┌─ Entries
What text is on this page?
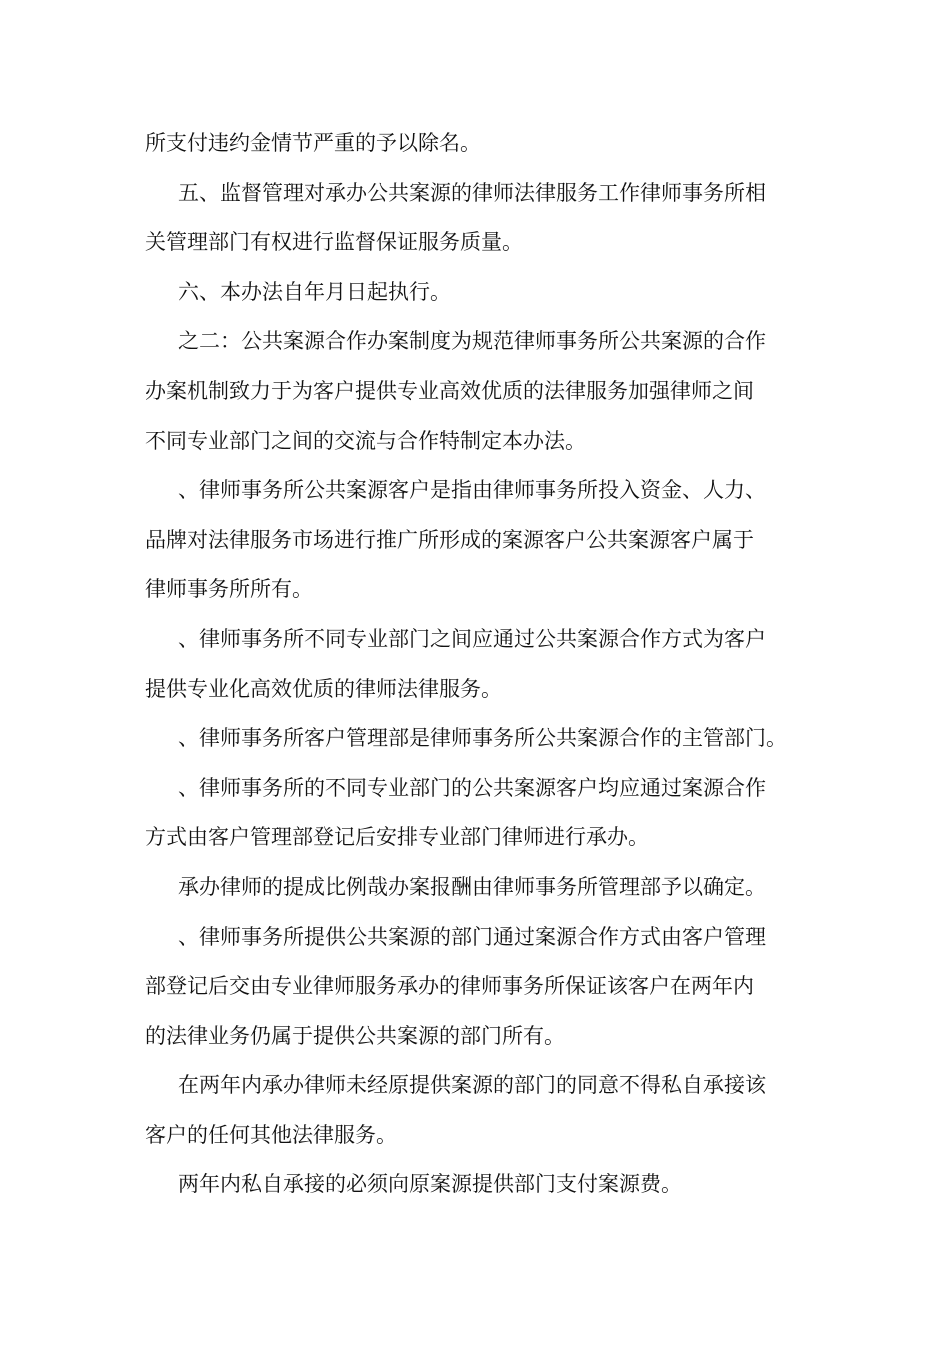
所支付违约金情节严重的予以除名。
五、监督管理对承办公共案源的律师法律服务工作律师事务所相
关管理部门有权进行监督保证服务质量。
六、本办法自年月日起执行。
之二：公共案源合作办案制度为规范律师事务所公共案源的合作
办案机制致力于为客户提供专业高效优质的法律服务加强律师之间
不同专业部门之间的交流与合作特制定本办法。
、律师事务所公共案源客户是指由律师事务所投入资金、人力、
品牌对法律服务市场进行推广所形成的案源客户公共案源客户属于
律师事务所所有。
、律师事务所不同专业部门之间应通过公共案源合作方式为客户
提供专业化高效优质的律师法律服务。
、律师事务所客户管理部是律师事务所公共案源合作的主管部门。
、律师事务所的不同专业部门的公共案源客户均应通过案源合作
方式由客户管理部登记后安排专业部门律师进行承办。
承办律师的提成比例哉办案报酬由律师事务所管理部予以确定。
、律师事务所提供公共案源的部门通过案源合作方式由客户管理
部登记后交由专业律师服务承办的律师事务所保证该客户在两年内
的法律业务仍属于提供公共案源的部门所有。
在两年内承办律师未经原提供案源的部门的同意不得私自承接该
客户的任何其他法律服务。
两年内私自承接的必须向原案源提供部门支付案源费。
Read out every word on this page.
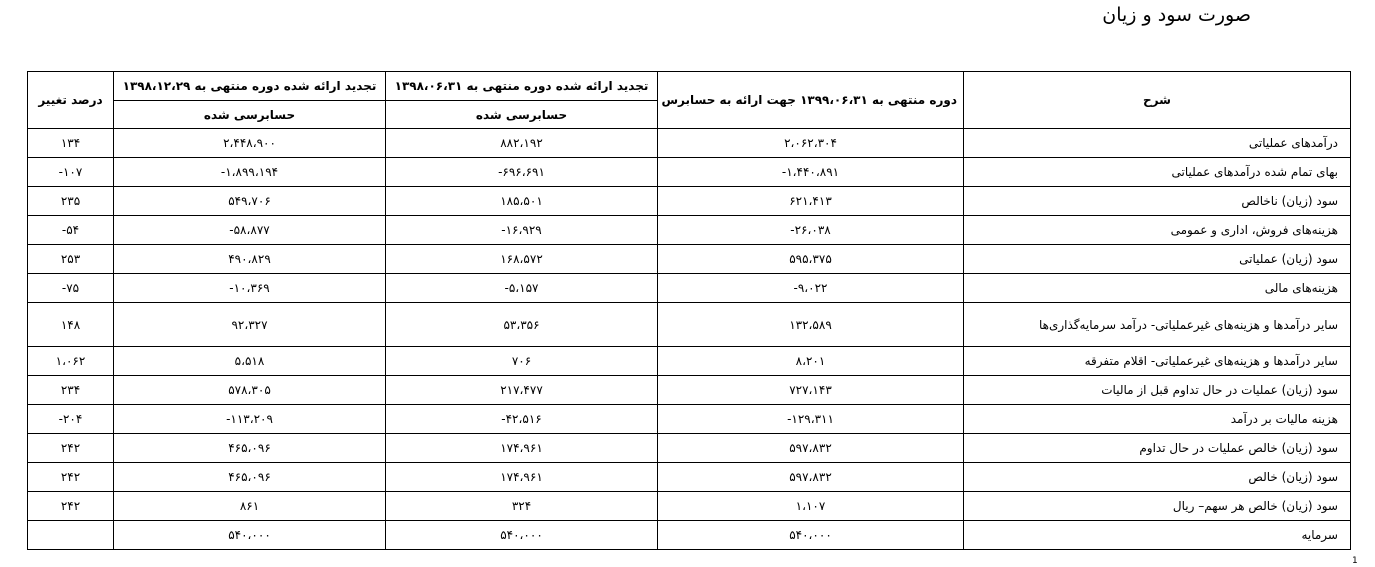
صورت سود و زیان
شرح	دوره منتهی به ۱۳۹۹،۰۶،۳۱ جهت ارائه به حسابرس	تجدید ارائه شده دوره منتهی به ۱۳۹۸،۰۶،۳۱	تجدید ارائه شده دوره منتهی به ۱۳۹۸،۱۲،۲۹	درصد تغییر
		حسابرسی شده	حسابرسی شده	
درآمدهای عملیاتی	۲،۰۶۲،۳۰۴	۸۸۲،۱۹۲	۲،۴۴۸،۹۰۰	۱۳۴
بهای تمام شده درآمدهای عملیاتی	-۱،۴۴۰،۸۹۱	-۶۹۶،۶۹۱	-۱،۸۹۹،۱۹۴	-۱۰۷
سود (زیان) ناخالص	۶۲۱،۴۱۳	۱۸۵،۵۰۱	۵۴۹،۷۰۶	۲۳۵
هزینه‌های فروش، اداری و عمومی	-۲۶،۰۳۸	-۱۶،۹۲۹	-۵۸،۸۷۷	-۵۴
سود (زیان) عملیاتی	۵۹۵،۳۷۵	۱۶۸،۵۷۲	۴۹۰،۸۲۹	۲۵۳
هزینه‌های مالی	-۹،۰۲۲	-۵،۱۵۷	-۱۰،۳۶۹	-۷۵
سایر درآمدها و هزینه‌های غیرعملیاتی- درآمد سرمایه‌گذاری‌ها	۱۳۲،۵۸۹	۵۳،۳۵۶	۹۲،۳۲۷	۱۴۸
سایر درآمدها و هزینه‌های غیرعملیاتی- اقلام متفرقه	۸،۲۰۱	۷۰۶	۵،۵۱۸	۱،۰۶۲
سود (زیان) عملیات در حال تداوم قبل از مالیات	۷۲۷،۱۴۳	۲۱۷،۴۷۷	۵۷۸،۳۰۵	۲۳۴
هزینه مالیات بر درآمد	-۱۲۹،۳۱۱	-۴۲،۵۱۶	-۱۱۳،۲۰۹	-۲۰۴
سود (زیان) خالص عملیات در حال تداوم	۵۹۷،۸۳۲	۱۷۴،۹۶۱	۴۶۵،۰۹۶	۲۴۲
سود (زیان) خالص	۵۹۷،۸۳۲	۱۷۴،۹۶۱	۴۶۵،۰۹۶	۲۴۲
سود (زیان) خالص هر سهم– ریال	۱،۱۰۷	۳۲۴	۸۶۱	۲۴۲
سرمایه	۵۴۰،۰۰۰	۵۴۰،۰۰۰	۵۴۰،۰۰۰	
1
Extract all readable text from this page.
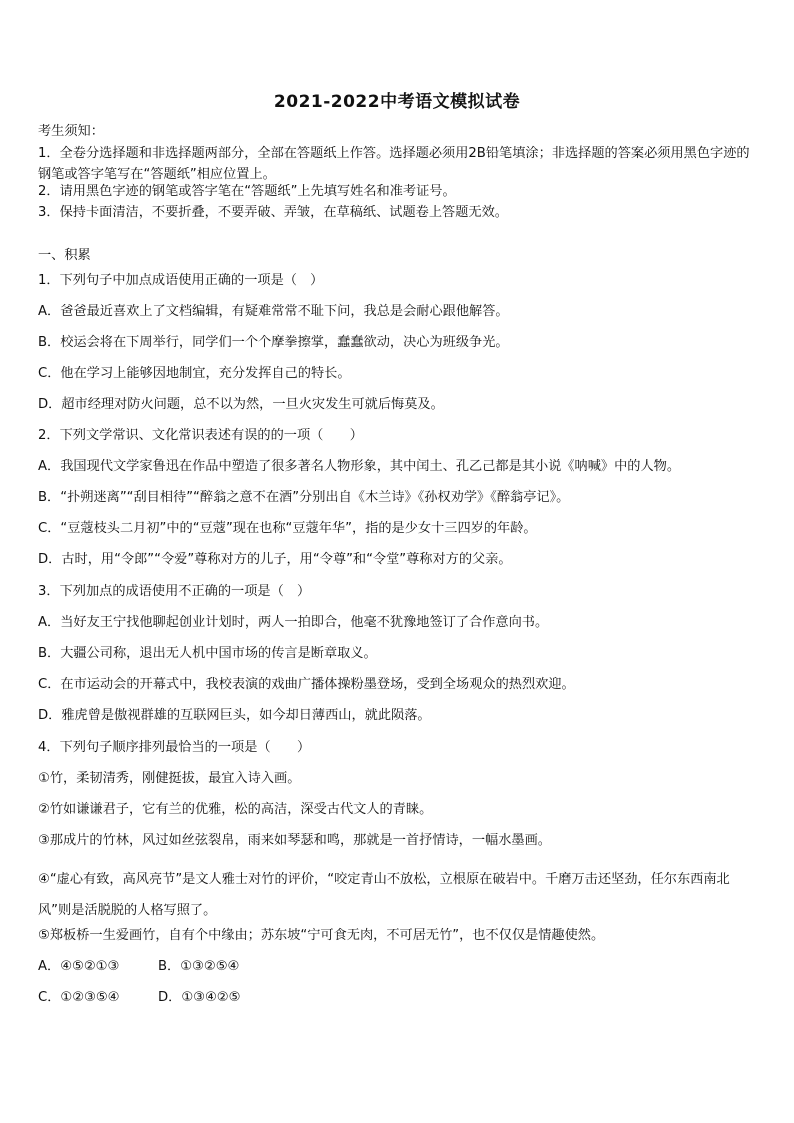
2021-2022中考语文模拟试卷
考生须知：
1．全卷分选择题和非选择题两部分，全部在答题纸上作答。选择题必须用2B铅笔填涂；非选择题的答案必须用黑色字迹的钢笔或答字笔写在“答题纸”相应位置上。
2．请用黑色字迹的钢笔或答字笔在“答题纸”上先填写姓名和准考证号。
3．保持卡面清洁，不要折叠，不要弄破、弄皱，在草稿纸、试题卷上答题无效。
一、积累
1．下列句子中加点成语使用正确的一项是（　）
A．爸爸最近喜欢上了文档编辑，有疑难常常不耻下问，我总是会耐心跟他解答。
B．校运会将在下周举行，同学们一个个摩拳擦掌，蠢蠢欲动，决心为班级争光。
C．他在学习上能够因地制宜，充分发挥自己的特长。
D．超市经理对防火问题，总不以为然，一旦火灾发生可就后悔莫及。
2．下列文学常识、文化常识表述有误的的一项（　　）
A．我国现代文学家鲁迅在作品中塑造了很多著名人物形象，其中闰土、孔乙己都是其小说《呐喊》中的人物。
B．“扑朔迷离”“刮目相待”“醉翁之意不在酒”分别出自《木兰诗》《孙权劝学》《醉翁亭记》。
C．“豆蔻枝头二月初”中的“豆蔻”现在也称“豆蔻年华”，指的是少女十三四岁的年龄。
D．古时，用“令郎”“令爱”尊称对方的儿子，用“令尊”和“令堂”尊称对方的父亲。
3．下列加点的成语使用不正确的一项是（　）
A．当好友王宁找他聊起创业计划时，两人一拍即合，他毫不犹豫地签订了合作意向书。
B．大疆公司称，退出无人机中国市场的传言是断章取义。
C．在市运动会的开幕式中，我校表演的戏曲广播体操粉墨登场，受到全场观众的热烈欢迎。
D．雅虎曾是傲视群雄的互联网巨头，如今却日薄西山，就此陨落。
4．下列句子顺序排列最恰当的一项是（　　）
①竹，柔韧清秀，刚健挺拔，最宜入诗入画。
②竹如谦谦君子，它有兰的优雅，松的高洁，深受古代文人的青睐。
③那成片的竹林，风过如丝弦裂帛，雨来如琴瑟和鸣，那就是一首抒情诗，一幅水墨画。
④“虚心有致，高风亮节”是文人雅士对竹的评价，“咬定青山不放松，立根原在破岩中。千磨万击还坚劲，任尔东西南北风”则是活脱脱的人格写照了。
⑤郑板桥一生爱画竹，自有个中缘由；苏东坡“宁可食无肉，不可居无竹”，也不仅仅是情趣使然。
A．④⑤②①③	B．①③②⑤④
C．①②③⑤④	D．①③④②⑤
└─
┌─ Entries
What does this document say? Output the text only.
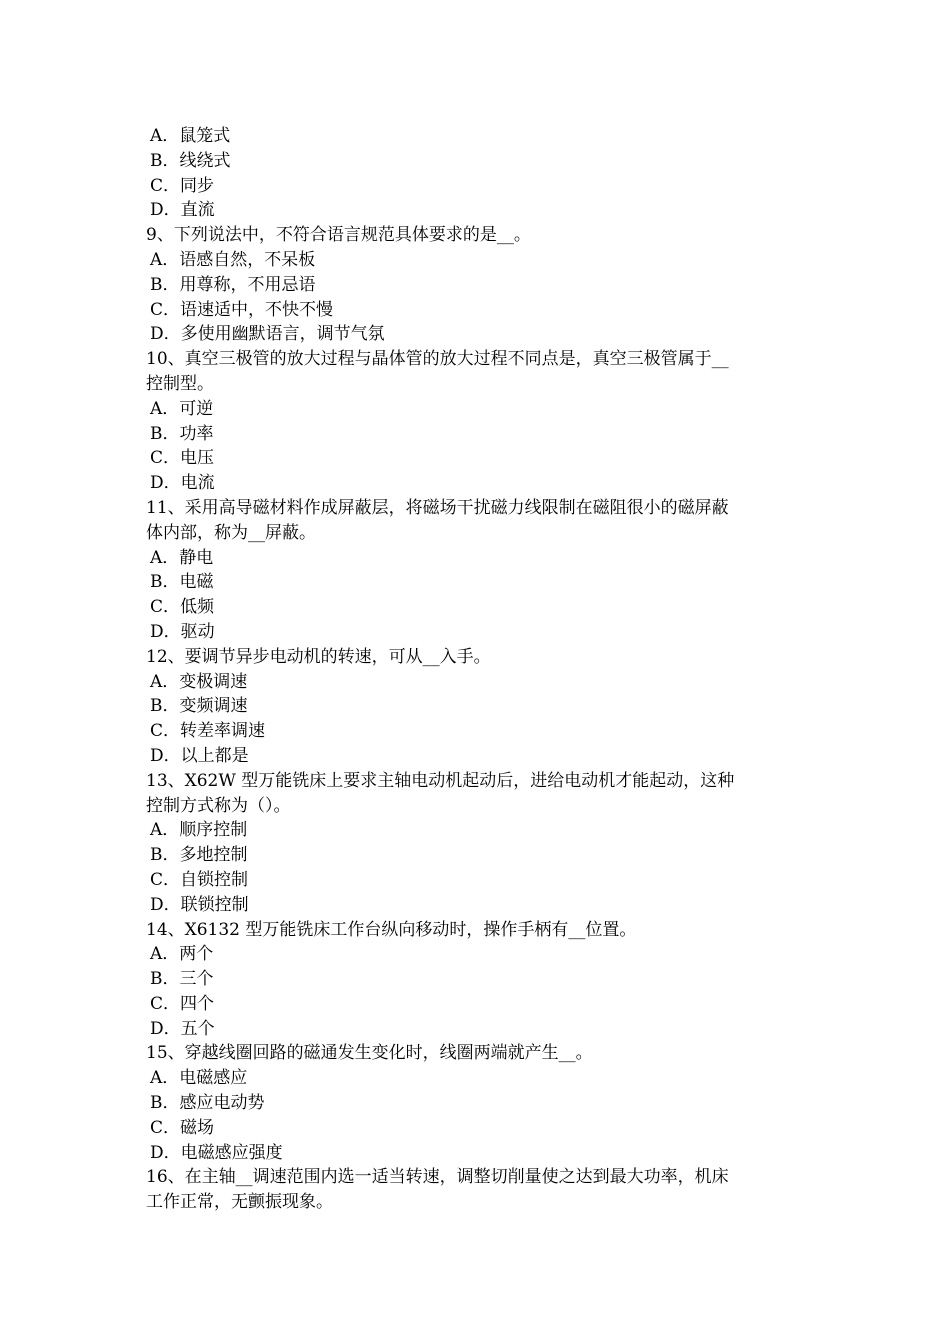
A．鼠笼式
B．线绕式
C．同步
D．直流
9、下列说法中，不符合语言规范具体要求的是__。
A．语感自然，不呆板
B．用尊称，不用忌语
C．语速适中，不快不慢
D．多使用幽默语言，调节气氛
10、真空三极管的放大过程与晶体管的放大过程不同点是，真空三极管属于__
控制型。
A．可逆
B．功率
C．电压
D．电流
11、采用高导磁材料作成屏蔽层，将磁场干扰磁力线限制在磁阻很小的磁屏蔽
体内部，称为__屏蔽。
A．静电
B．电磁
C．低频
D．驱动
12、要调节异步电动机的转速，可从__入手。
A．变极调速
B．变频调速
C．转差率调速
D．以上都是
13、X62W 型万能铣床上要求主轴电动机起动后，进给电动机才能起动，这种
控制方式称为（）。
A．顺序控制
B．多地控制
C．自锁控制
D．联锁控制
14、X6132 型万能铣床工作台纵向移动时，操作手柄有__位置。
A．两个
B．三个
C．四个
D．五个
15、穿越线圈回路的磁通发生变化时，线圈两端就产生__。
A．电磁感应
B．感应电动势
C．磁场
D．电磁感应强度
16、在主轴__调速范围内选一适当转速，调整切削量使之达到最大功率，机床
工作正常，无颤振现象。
└─
┌─ Entries
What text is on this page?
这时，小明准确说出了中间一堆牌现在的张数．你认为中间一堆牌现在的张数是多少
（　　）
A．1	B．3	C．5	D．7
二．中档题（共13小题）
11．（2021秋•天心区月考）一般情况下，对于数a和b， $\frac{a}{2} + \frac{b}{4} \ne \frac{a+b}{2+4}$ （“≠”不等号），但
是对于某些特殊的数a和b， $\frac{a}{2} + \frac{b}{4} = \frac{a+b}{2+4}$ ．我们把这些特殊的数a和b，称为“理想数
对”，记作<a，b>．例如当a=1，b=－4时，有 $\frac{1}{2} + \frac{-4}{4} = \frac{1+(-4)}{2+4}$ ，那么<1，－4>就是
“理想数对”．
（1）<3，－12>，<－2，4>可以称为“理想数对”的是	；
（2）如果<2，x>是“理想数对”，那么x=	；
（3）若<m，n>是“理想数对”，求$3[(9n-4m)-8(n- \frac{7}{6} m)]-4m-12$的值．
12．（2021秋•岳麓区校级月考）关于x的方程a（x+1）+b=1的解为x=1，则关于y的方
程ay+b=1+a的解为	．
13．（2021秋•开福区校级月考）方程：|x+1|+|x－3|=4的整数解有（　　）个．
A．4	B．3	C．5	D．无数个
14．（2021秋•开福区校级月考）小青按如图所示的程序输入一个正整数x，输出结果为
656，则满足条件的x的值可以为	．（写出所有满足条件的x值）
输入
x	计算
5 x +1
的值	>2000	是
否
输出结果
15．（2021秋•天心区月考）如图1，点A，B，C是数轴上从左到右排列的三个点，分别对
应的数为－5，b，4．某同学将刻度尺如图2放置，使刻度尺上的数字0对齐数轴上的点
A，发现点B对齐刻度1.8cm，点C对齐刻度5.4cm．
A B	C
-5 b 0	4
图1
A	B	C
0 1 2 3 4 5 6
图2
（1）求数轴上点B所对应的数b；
└─
• _Exercise task_: Take every line from the records above that has the word "غیرعملیاتی" and copy it.

• _Answer_:
سایر درآمدها و هزینه‌های غیرعملیاتی- درآمد سرمایه‌گذاری‌ها	۱۳۲،۵۸۹	۵۳،۳۵۶	۹۲،۳۲۷	۱۴۸
سایر درآمدها و هزینه‌های غیرعملیاتی- اقلام متفرقه	۸،۲۰۱	۷۰۶	۵،۵۱۸	۱،۰۶۲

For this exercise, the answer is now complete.